§ **PROBLEM TO SOLVE**
Read through the data and report every line in which the word "Коли" occurs.

Records from a data source:
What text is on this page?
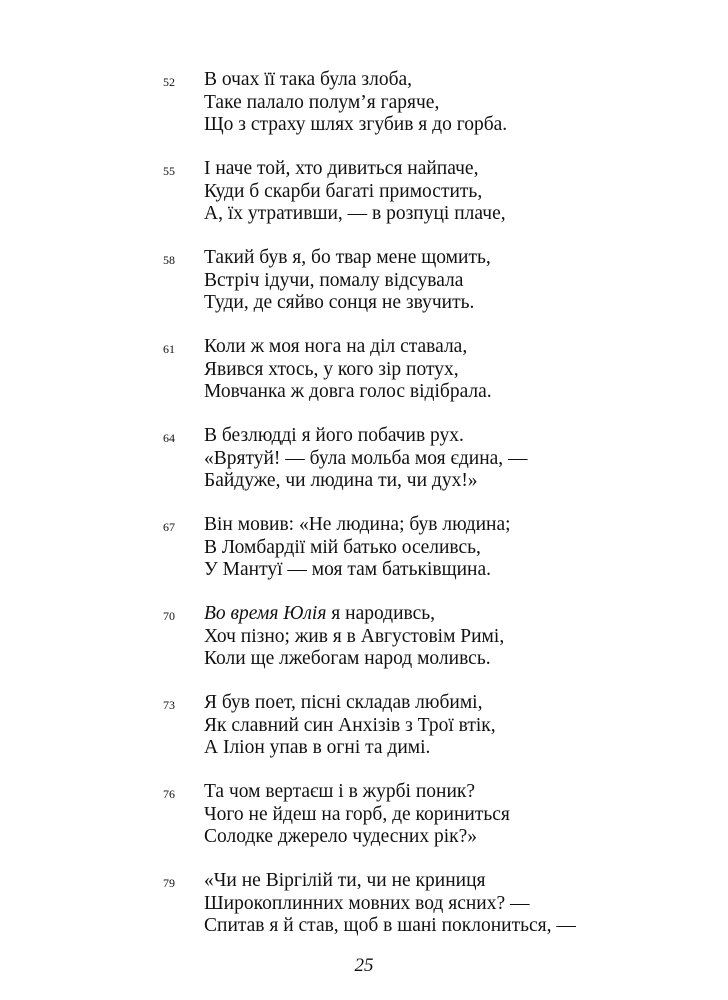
52 В очах її така була злоба,
Таке палало полум’я гаряче,
Що з страху шлях згубив я до горба.
55 І наче той, хто дивиться найпаче,
Куди б скарби багаті примостить,
А, їх утративши, — в розпуці плаче,
58 Такий був я, бо твар мене щомить,
Встріч ідучи, помалу відсувала
Туди, де сяйво сонця не звучить.
61 Коли ж моя нога на діл ставала,
Явився хтось, у кого зір потух,
Мовчанка ж довга голос відібрала.
64 В безлюдді я його побачив рух.
«Врятуй! — була мольба моя єдина, —
Байдуже, чи людина ти, чи дух!»
67 Він мовив: «Не людина; був людина;
В Ломбардії мій батько осeливсь,
У Мантуї — моя там батьківщина.
70 Во время Юлія я народивсь,
Хоч пізно; жив я в Августовім Римі,
Коли ще лжебогам народ моливсь.
73 Я був поет, пісні складав любимі,
Як славний син Анхізів з Трої втік,
А Іліон упав в огні та димі.
76 Та чом вертаєш і в журбі поник?
Чого не йдеш на горб, де кориниться
Солодке джерело чудесних рік?»
79 «Чи не Віргілій ти, чи не криниця
Широкоплинних мовних вод ясних? —
Спитав я й став, щоб в шані поклониться, —
25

§ **EXERCISE OUTPUT**
61 Коли ж моя нога на діл ставала,
Коли ще лжебогам народ моливсь.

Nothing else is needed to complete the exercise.